Dataset entries:
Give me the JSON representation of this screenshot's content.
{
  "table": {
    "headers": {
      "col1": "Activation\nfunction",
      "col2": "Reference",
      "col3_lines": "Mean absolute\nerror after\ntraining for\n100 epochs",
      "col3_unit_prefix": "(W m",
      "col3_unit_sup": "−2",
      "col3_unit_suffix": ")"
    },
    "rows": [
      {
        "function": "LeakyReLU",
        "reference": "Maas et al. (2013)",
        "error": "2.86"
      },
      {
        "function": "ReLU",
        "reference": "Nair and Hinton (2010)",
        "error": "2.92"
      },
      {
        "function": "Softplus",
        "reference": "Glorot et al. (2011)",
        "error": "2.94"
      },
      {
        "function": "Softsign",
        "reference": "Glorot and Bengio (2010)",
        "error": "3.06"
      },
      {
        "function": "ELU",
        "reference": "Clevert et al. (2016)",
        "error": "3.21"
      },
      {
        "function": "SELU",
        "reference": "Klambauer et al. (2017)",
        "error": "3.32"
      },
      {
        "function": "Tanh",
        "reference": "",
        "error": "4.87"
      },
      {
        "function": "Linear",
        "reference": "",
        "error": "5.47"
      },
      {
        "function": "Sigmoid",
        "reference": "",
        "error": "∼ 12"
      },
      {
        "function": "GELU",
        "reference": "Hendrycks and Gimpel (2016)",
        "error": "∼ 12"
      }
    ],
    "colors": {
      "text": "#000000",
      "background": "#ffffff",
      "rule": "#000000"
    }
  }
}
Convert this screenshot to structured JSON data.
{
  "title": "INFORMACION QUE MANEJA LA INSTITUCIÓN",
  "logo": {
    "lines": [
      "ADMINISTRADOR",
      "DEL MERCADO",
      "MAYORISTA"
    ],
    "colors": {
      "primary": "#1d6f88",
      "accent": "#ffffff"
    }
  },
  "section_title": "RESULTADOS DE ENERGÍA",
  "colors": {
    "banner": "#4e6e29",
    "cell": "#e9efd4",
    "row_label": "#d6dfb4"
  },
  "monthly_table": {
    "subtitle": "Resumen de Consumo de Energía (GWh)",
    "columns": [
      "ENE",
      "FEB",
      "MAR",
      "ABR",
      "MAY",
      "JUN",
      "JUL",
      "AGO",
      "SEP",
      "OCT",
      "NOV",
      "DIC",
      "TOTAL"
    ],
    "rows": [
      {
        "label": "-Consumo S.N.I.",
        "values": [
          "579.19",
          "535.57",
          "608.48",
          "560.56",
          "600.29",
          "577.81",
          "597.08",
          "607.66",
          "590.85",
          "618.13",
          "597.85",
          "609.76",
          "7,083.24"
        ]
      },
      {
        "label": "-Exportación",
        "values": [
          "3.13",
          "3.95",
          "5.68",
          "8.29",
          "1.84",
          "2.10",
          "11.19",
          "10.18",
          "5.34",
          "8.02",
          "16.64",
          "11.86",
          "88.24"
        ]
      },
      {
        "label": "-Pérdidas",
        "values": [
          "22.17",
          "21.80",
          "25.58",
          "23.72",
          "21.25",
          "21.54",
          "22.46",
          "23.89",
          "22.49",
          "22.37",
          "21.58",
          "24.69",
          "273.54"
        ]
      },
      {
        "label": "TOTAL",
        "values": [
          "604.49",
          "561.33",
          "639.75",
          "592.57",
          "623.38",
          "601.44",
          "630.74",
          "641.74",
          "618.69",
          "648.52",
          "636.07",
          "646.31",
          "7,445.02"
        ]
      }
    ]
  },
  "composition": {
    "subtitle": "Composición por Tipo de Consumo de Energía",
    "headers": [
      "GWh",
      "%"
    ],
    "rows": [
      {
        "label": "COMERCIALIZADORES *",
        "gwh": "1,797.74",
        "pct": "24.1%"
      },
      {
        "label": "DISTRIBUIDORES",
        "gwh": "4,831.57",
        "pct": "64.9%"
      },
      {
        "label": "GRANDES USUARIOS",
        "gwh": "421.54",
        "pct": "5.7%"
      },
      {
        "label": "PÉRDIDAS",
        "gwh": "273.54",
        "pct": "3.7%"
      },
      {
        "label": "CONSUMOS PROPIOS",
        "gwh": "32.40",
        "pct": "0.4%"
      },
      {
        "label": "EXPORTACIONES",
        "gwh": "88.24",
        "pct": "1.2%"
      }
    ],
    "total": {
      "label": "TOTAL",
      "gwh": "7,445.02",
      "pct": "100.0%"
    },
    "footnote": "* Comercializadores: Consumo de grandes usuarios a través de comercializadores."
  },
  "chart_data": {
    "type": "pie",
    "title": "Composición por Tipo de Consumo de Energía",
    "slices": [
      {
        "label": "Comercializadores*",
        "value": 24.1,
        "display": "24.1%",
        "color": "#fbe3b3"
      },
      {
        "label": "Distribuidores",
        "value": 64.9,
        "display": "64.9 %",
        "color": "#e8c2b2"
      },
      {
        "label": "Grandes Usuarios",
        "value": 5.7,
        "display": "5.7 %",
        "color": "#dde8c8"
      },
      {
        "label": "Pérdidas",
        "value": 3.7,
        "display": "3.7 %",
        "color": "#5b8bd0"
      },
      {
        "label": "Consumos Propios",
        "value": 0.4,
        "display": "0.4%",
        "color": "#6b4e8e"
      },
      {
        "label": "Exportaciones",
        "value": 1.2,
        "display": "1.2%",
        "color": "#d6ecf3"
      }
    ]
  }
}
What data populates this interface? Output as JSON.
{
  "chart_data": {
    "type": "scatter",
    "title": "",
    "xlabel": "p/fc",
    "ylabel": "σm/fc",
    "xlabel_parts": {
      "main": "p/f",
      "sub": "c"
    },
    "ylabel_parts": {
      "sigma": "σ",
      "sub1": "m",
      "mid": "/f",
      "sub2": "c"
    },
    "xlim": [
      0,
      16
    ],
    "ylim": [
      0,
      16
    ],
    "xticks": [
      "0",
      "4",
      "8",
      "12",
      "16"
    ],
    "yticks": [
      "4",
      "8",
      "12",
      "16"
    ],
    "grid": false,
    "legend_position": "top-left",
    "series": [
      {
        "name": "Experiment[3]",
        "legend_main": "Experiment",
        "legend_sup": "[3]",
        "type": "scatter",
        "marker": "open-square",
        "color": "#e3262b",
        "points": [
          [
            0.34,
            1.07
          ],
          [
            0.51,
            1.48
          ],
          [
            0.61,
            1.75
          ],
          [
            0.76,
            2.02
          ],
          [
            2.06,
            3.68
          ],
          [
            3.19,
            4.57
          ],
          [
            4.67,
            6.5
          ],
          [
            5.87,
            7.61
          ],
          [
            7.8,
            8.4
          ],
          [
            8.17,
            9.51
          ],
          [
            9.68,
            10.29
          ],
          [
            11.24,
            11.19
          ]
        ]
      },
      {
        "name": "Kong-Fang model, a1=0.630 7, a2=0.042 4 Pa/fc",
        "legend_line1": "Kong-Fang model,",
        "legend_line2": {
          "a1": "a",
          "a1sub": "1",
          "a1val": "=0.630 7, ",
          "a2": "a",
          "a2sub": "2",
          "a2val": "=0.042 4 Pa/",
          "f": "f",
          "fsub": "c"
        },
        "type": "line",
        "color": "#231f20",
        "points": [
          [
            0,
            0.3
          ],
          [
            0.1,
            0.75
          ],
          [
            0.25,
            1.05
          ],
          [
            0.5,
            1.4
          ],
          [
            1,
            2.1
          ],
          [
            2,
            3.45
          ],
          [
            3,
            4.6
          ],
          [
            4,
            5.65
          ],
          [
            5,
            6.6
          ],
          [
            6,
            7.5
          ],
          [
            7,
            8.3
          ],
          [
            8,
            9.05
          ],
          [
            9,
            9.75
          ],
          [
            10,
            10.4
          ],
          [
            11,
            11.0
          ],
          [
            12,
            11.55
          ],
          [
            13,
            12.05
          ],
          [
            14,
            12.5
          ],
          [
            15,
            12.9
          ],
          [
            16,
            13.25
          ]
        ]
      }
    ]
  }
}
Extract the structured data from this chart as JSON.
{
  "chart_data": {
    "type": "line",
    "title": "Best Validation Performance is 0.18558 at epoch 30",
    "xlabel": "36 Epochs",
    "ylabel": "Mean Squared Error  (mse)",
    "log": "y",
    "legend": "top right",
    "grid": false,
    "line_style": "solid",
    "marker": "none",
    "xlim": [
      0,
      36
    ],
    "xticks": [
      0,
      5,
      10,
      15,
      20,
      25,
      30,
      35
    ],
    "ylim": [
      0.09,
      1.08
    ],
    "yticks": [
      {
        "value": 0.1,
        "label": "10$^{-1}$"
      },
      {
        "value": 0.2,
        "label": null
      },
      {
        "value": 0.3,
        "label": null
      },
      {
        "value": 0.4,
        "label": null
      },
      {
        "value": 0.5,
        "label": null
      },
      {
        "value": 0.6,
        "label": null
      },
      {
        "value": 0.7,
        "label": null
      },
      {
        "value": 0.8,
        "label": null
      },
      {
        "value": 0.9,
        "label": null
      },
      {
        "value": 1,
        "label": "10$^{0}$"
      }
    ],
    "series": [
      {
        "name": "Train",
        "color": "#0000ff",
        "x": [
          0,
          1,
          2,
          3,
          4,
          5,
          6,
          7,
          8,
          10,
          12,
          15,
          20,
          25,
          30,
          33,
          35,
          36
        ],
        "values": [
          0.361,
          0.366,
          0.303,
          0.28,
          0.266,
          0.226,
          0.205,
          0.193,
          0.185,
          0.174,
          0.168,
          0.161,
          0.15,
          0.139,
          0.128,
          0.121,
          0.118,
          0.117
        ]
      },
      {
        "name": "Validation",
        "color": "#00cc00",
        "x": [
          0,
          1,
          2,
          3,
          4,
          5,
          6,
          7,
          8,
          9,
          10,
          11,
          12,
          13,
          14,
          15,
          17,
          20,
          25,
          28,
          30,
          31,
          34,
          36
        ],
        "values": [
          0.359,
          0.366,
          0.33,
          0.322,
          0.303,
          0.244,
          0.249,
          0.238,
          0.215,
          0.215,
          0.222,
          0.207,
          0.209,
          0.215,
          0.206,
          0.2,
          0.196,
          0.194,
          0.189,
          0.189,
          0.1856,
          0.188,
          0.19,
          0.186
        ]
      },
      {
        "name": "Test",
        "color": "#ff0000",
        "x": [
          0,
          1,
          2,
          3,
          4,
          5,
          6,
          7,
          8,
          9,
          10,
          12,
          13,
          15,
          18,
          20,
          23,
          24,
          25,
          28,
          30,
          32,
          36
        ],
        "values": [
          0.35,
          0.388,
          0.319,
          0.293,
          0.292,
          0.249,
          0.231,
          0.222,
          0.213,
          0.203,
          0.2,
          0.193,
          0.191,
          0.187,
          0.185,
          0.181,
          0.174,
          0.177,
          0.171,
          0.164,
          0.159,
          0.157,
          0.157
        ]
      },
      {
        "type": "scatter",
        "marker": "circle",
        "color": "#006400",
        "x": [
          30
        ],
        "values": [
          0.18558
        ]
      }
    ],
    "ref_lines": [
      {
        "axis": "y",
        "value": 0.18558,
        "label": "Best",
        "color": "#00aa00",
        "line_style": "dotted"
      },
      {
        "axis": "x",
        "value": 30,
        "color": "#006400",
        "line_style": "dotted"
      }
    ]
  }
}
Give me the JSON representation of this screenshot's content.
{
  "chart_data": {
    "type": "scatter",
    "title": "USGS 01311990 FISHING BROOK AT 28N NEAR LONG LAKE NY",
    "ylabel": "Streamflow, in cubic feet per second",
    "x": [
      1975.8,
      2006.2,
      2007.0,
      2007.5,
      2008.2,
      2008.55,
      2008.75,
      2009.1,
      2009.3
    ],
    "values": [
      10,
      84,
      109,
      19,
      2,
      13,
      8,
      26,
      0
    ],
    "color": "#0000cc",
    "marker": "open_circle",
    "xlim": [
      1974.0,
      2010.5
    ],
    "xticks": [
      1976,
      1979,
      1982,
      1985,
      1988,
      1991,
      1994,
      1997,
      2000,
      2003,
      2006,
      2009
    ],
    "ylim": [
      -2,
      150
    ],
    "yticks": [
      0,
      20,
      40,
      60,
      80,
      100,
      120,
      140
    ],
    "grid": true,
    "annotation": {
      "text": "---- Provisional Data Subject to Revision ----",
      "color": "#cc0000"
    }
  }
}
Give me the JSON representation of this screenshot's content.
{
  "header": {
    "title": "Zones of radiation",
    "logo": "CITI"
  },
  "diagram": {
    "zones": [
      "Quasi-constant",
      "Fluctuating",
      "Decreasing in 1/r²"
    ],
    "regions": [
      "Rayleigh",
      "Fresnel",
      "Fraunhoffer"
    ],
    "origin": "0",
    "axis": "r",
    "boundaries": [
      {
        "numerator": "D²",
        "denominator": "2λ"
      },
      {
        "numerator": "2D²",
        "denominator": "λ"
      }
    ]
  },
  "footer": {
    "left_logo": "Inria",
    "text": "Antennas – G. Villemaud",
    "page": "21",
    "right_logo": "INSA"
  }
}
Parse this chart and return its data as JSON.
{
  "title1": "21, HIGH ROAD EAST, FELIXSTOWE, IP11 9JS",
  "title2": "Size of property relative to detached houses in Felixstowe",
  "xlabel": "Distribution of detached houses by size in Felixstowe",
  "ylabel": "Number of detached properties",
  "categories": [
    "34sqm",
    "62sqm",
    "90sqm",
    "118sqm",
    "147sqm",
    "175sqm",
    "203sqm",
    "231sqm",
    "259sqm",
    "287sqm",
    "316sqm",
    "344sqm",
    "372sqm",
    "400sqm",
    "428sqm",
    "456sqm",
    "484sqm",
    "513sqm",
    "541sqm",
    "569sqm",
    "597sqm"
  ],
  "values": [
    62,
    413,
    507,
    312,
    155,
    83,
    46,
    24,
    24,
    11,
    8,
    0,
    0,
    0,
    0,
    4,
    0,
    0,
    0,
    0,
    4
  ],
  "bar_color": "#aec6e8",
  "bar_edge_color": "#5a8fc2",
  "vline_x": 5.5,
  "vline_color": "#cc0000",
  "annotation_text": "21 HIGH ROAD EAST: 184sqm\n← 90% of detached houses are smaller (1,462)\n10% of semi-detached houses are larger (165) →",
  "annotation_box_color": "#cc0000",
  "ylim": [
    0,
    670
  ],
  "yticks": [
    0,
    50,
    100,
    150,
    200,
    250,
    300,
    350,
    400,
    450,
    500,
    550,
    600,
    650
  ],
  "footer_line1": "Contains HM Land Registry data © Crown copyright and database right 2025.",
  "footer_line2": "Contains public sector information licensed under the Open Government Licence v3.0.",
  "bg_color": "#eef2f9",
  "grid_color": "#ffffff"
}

=== Objective ===
Set down, exactly and in full, the lines from the one containing "Parse this chart and return its data as JSON." through the end of the entries; no other line belongs.

=== Output below ===
Parse this chart and return its data as JSON.
{
  "title1": "21, HIGH ROAD EAST, FELIXSTOWE, IP11 9JS",
  "title2": "Size of property relative to detached houses in Felixstowe",
  "xlabel": "Distribution of detached houses by size in Felixstowe",
  "ylabel": "Number of detached properties",
  "categories": [
    "34sqm",
    "62sqm",
    "90sqm",
    "118sqm",
    "147sqm",
    "175sqm",
    "203sqm",
    "231sqm",
    "259sqm",
    "287sqm",
    "316sqm",
    "344sqm",
    "372sqm",
    "400sqm",
    "428sqm",
    "456sqm",
    "484sqm",
    "513sqm",
    "541sqm",
    "569sqm",
    "597sqm"
  ],
  "values": [
    62,
    413,
    507,
    312,
    155,
    83,
    46,
    24,
    24,
    11,
    8,
    0,
    0,
    0,
    0,
    4,
    0,
    0,
    0,
    0,
    4
  ],
  "bar_color": "#aec6e8",
  "bar_edge_color": "#5a8fc2",
  "vline_x": 5.5,
  "vline_color": "#cc0000",
  "annotation_text": "21 HIGH ROAD EAST: 184sqm\n← 90% of detached houses are smaller (1,462)\n10% of semi-detached houses are larger (165) →",
  "annotation_box_color": "#cc0000",
  "ylim": [
    0,
    670
  ],
  "yticks": [
    0,
    50,
    100,
    150,
    200,
    250,
    300,
    350,
    400,
    450,
    500,
    550,
    600,
    650
  ],
  "footer_line1": "Contains HM Land Registry data © Crown copyright and database right 2025.",
  "footer_line2": "Contains public sector information licensed under the Open Government Licence v3.0.",
  "bg_color": "#eef2f9",
  "grid_color": "#ffffff"
}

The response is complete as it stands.